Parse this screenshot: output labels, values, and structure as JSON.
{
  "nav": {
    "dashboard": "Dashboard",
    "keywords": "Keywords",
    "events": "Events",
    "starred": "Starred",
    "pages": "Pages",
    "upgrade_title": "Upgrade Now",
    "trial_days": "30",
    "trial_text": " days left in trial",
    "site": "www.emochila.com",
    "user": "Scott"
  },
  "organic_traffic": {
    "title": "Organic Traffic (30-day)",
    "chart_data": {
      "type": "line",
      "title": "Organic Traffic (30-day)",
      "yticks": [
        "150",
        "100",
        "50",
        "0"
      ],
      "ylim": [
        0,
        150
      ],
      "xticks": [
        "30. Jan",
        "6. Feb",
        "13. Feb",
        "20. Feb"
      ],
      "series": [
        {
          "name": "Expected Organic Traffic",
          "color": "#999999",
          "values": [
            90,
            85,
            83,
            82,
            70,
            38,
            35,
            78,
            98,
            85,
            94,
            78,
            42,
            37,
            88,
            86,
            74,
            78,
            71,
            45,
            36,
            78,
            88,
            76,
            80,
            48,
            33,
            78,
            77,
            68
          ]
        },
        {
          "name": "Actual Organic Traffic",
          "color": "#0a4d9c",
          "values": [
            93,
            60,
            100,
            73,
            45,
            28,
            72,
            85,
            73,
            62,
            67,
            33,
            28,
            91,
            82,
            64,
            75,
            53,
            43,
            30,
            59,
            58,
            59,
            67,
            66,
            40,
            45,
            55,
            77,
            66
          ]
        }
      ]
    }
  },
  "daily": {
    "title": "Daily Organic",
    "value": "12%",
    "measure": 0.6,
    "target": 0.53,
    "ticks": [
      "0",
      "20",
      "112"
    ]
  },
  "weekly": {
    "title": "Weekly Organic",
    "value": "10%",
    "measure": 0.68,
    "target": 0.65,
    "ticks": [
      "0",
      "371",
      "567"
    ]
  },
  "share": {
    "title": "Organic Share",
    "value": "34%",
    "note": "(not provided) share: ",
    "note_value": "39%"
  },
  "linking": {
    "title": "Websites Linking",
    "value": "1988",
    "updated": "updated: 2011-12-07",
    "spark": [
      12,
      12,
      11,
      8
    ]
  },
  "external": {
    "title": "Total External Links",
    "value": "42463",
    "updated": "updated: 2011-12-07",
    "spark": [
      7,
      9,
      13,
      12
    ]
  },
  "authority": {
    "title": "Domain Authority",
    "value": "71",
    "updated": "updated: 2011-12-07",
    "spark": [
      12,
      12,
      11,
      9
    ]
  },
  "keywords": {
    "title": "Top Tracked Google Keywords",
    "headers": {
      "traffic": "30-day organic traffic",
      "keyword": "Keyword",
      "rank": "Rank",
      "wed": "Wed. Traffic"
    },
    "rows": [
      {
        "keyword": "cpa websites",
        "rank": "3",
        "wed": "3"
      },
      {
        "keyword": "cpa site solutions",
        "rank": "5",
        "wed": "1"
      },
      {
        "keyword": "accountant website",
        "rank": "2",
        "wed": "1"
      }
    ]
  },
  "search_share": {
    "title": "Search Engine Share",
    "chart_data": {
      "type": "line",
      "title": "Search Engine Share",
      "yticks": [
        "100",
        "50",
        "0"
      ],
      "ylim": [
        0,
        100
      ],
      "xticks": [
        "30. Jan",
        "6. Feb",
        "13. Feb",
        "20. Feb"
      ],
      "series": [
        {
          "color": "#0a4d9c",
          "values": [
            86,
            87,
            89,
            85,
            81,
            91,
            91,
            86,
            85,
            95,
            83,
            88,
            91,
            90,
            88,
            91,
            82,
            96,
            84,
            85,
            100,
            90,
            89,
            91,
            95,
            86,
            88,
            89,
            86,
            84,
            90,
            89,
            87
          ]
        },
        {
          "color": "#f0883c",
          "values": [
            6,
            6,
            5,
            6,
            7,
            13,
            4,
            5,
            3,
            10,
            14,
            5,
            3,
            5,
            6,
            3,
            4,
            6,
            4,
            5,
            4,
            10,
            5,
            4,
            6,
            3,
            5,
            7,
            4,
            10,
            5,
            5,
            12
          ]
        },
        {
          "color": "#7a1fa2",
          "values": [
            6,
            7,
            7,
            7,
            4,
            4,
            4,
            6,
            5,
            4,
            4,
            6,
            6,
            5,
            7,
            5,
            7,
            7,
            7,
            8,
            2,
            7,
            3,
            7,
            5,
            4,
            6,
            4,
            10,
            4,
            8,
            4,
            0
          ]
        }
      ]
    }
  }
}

**Task objective:** Every record should be given again exactly.

**Full output:**
Parse this screenshot: output labels, values, and structure as JSON.
{
  "nav": {
    "dashboard": "Dashboard",
    "keywords": "Keywords",
    "events": "Events",
    "starred": "Starred",
    "pages": "Pages",
    "upgrade_title": "Upgrade Now",
    "trial_days": "30",
    "trial_text": " days left in trial",
    "site": "www.emochila.com",
    "user": "Scott"
  },
  "organic_traffic": {
    "title": "Organic Traffic (30-day)",
    "chart_data": {
      "type": "line",
      "title": "Organic Traffic (30-day)",
      "yticks": [
        "150",
        "100",
        "50",
        "0"
      ],
      "ylim": [
        0,
        150
      ],
      "xticks": [
        "30. Jan",
        "6. Feb",
        "13. Feb",
        "20. Feb"
      ],
      "series": [
        {
          "name": "Expected Organic Traffic",
          "color": "#999999",
          "values": [
            90,
            85,
            83,
            82,
            70,
            38,
            35,
            78,
            98,
            85,
            94,
            78,
            42,
            37,
            88,
            86,
            74,
            78,
            71,
            45,
            36,
            78,
            88,
            76,
            80,
            48,
            33,
            78,
            77,
            68
          ]
        },
        {
          "name": "Actual Organic Traffic",
          "color": "#0a4d9c",
          "values": [
            93,
            60,
            100,
            73,
            45,
            28,
            72,
            85,
            73,
            62,
            67,
            33,
            28,
            91,
            82,
            64,
            75,
            53,
            43,
            30,
            59,
            58,
            59,
            67,
            66,
            40,
            45,
            55,
            77,
            66
          ]
        }
      ]
    }
  },
  "daily": {
    "title": "Daily Organic",
    "value": "12%",
    "measure": 0.6,
    "target": 0.53,
    "ticks": [
      "0",
      "20",
      "112"
    ]
  },
  "weekly": {
    "title": "Weekly Organic",
    "value": "10%",
    "measure": 0.68,
    "target": 0.65,
    "ticks": [
      "0",
      "371",
      "567"
    ]
  },
  "share": {
    "title": "Organic Share",
    "value": "34%",
    "note": "(not provided) share: ",
    "note_value": "39%"
  },
  "linking": {
    "title": "Websites Linking",
    "value": "1988",
    "updated": "updated: 2011-12-07",
    "spark": [
      12,
      12,
      11,
      8
    ]
  },
  "external": {
    "title": "Total External Links",
    "value": "42463",
    "updated": "updated: 2011-12-07",
    "spark": [
      7,
      9,
      13,
      12
    ]
  },
  "authority": {
    "title": "Domain Authority",
    "value": "71",
    "updated": "updated: 2011-12-07",
    "spark": [
      12,
      12,
      11,
      9
    ]
  },
  "keywords": {
    "title": "Top Tracked Google Keywords",
    "headers": {
      "traffic": "30-day organic traffic",
      "keyword": "Keyword",
      "rank": "Rank",
      "wed": "Wed. Traffic"
    },
    "rows": [
      {
        "keyword": "cpa websites",
        "rank": "3",
        "wed": "3"
      },
      {
        "keyword": "cpa site solutions",
        "rank": "5",
        "wed": "1"
      },
      {
        "keyword": "accountant website",
        "rank": "2",
        "wed": "1"
      }
    ]
  },
  "search_share": {
    "title": "Search Engine Share",
    "chart_data": {
      "type": "line",
      "title": "Search Engine Share",
      "yticks": [
        "100",
        "50",
        "0"
      ],
      "ylim": [
        0,
        100
      ],
      "xticks": [
        "30. Jan",
        "6. Feb",
        "13. Feb",
        "20. Feb"
      ],
      "series": [
        {
          "color": "#0a4d9c",
          "values": [
            86,
            87,
            89,
            85,
            81,
            91,
            91,
            86,
            85,
            95,
            83,
            88,
            91,
            90,
            88,
            91,
            82,
            96,
            84,
            85,
            100,
            90,
            89,
            91,
            95,
            86,
            88,
            89,
            86,
            84,
            90,
            89,
            87
          ]
        },
        {
          "color": "#f0883c",
          "values": [
            6,
            6,
            5,
            6,
            7,
            13,
            4,
            5,
            3,
            10,
            14,
            5,
            3,
            5,
            6,
            3,
            4,
            6,
            4,
            5,
            4,
            10,
            5,
            4,
            6,
            3,
            5,
            7,
            4,
            10,
            5,
            5,
            12
          ]
        },
        {
          "color": "#7a1fa2",
          "values": [
            6,
            7,
            7,
            7,
            4,
            4,
            4,
            6,
            5,
            4,
            4,
            6,
            6,
            5,
            7,
            5,
            7,
            7,
            7,
            8,
            2,
            7,
            3,
            7,
            5,
            4,
            6,
            4,
            10,
            4,
            8,
            4,
            0
          ]
        }
      ]
    }
  }
}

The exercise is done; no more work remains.